* start RECORD EXCERPTS *
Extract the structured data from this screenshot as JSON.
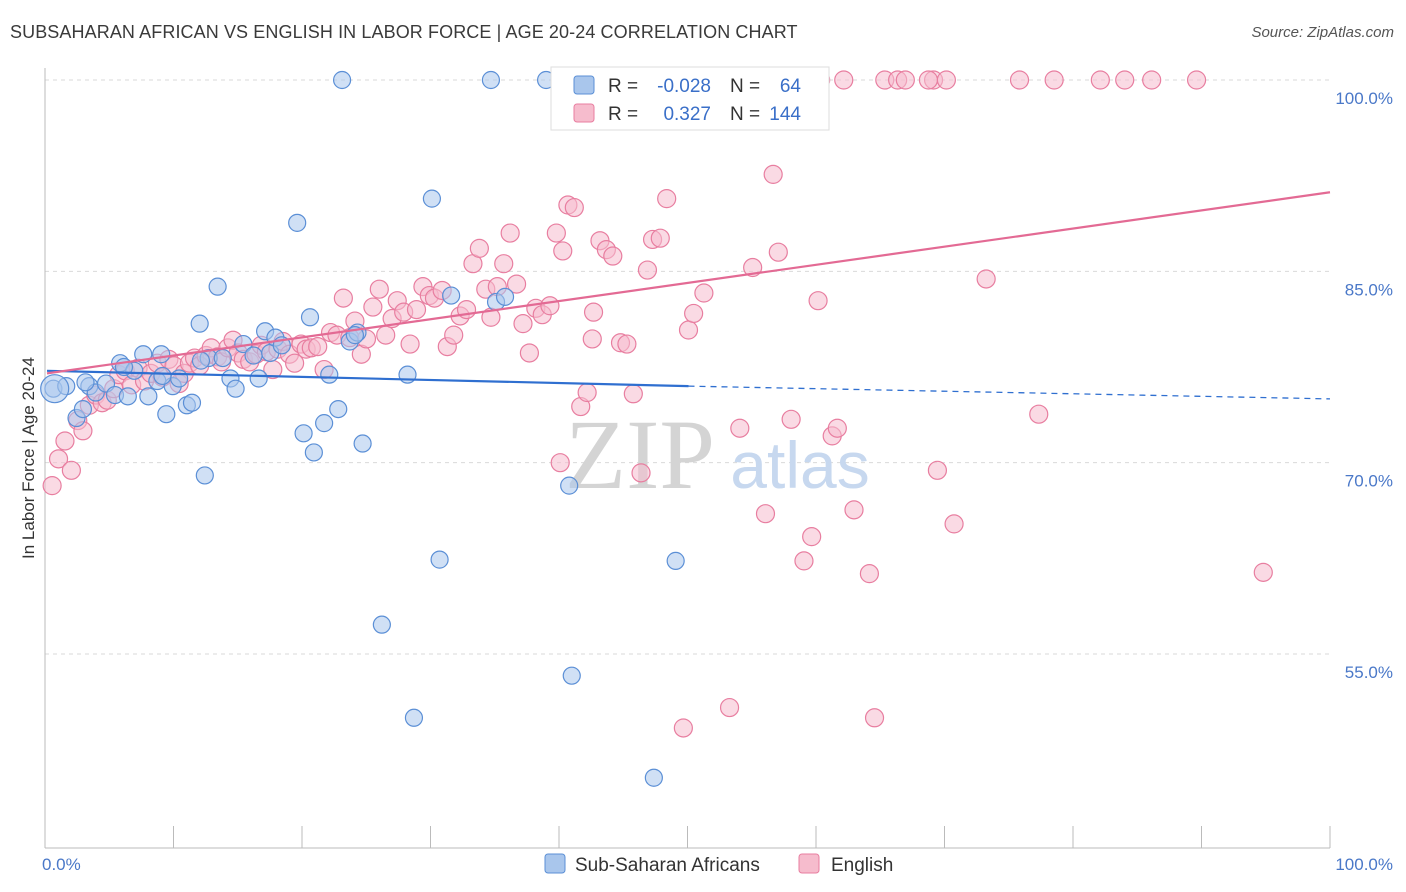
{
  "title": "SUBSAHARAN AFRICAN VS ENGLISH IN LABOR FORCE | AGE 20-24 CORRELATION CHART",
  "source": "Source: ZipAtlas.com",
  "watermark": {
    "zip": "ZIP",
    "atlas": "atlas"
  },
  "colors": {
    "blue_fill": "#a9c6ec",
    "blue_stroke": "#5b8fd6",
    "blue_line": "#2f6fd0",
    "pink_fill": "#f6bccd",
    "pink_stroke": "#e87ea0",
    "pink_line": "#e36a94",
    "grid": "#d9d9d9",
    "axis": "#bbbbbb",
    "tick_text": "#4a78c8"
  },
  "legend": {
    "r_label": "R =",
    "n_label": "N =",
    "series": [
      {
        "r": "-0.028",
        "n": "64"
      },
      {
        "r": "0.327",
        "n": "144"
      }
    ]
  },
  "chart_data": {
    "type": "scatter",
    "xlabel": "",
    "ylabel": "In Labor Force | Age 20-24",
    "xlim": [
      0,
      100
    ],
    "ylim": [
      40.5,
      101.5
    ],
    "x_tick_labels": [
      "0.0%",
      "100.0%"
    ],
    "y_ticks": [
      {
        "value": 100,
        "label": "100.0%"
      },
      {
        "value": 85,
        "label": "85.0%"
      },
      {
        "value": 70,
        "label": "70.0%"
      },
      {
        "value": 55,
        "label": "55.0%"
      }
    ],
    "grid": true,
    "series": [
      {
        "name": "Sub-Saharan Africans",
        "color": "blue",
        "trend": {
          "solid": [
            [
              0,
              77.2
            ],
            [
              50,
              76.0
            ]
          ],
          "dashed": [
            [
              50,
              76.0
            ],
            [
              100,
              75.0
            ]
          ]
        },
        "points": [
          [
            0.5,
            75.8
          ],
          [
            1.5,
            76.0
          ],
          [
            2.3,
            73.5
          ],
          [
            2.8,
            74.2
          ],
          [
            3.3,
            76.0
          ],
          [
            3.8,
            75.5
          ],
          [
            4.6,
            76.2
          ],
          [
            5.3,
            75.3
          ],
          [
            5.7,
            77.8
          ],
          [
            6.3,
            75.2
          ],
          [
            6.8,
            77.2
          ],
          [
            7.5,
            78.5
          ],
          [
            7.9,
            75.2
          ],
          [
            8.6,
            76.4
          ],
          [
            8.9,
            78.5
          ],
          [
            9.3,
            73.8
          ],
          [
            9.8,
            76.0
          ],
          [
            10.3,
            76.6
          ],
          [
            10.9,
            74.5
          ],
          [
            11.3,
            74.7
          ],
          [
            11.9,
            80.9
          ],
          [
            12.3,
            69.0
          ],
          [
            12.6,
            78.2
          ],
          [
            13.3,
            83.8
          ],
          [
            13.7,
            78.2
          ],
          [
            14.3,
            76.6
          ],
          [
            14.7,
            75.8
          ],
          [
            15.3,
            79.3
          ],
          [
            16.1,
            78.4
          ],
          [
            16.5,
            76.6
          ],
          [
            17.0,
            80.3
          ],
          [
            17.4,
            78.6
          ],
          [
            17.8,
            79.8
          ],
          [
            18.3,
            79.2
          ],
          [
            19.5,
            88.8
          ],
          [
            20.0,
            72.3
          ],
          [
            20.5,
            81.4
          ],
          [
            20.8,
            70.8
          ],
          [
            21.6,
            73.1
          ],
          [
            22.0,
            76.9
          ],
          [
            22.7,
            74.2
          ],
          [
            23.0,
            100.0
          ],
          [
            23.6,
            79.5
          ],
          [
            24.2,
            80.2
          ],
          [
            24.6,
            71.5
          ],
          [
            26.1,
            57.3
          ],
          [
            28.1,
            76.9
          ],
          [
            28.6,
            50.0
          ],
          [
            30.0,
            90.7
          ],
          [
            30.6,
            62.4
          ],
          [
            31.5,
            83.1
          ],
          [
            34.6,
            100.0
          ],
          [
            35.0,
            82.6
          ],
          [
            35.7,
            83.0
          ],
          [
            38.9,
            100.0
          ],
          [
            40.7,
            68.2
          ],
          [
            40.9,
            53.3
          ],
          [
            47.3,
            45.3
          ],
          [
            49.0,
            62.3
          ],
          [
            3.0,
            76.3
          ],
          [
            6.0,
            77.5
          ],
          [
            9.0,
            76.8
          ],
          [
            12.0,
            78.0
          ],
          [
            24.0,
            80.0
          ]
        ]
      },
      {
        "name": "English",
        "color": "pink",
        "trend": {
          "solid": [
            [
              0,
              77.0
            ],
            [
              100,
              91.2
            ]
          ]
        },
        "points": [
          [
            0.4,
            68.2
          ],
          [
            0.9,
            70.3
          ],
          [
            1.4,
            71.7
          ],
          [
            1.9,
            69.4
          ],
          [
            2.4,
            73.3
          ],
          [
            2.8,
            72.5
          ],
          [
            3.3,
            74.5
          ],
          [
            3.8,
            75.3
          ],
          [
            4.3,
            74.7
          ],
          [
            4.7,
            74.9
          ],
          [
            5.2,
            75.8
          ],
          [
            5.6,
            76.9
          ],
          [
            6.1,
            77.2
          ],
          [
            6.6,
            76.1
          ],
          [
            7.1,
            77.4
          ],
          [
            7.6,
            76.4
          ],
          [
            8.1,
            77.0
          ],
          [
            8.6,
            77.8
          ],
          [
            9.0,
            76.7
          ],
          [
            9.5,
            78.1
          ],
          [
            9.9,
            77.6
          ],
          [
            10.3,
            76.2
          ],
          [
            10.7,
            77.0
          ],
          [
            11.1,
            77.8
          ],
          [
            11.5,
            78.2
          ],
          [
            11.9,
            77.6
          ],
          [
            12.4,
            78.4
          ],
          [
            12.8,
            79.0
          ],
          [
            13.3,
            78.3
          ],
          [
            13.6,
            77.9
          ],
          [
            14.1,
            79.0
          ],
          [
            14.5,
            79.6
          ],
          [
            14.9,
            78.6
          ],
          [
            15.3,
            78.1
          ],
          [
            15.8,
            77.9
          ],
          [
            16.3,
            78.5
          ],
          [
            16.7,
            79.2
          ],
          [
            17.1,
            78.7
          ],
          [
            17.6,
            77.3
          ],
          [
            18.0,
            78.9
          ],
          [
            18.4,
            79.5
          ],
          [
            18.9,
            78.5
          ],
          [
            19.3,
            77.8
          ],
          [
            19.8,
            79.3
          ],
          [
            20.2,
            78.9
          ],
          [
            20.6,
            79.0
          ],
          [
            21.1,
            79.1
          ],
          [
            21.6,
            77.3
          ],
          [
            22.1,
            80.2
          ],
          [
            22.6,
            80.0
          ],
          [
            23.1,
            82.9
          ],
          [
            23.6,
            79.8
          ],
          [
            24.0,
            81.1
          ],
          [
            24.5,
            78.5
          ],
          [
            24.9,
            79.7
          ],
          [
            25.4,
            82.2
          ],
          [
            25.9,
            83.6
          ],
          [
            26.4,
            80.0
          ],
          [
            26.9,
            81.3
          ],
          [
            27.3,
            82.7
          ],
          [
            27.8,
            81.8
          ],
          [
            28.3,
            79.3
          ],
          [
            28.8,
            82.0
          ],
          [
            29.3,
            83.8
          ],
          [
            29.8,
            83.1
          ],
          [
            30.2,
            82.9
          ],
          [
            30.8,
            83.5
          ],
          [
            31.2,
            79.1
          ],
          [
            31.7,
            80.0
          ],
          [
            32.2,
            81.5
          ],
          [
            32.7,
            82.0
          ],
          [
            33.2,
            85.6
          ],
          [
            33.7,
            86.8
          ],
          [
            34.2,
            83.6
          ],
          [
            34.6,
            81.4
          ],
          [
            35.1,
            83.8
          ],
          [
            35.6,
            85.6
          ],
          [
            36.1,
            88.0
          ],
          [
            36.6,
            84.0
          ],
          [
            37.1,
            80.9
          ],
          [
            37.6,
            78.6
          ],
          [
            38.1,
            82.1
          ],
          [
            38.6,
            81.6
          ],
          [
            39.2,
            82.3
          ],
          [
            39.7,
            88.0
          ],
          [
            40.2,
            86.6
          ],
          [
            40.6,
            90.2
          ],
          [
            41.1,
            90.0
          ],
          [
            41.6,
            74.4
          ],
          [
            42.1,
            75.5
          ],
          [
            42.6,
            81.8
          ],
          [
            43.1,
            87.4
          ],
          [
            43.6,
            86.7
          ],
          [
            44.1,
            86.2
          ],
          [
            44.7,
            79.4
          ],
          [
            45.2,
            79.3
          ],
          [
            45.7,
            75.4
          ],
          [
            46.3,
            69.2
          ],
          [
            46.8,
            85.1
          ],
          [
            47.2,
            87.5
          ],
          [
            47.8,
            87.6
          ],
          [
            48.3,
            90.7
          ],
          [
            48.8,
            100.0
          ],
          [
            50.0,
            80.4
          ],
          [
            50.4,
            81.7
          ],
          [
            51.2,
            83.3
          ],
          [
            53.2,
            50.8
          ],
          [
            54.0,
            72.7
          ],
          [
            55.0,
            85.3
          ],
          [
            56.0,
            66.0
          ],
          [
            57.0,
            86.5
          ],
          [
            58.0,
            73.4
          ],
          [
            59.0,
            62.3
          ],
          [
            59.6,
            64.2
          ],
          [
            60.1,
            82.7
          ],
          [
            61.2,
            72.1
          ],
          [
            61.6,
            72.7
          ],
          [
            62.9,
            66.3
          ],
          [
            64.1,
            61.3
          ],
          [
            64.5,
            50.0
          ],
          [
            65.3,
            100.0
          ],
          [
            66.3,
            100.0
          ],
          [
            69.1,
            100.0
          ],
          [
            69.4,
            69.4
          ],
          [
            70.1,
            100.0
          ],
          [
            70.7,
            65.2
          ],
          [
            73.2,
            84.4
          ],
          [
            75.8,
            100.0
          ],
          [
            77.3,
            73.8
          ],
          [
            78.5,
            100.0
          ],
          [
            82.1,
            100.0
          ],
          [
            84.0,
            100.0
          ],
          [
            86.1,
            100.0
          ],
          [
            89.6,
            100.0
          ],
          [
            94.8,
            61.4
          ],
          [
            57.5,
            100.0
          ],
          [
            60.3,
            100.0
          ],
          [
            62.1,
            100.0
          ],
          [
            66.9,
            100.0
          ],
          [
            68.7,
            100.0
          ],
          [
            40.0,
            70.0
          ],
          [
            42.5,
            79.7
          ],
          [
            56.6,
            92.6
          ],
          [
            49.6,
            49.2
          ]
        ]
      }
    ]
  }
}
* end RECORD EXCERPTS *
:: TASK TO CARRY OUT ::
Report the number of lines of the listing above that hold the string "name", with no other text.

:: WRITTEN RESPONSE ::
2